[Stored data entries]
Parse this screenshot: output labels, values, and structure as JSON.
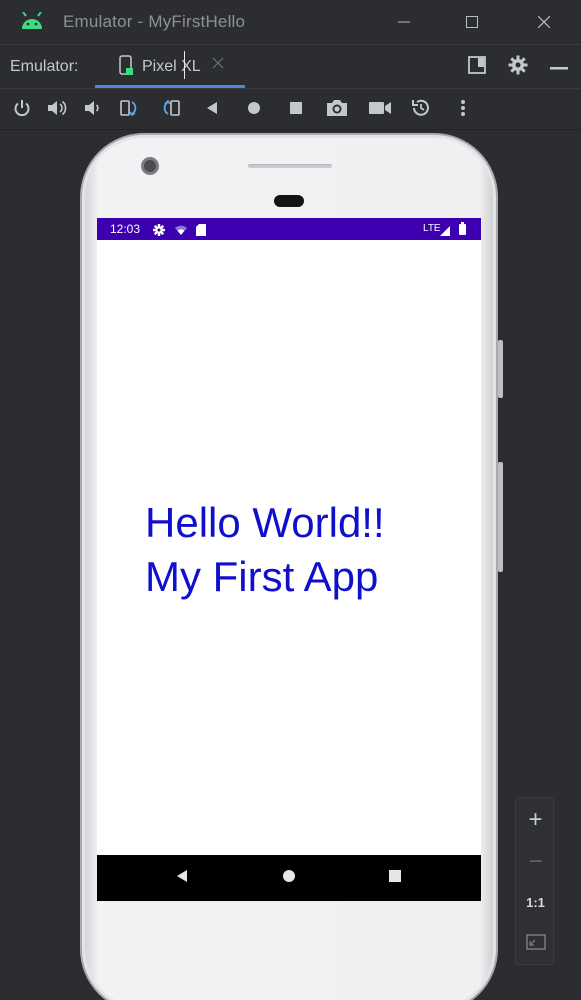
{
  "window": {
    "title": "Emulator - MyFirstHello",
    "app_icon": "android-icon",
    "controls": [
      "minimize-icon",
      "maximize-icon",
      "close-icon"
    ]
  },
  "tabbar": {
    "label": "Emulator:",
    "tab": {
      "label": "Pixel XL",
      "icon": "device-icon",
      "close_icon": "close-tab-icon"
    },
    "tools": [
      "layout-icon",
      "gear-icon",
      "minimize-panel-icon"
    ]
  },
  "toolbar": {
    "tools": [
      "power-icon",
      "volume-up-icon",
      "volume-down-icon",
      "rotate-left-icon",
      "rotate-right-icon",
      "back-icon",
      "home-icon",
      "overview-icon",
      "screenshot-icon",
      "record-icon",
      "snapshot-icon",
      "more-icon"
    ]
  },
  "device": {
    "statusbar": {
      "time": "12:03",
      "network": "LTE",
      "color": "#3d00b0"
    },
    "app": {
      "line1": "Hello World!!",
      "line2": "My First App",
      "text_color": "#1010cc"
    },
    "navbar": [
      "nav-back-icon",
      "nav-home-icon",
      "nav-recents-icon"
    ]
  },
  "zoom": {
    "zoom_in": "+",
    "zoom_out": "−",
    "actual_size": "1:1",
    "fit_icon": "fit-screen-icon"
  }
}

• **Instructions to follow**
Locate the lines above that contain "screenshot" and copy them.

• **Problem solution**
Parse this screenshot: output labels, values, and structure as JSON.
      "screenshot-icon",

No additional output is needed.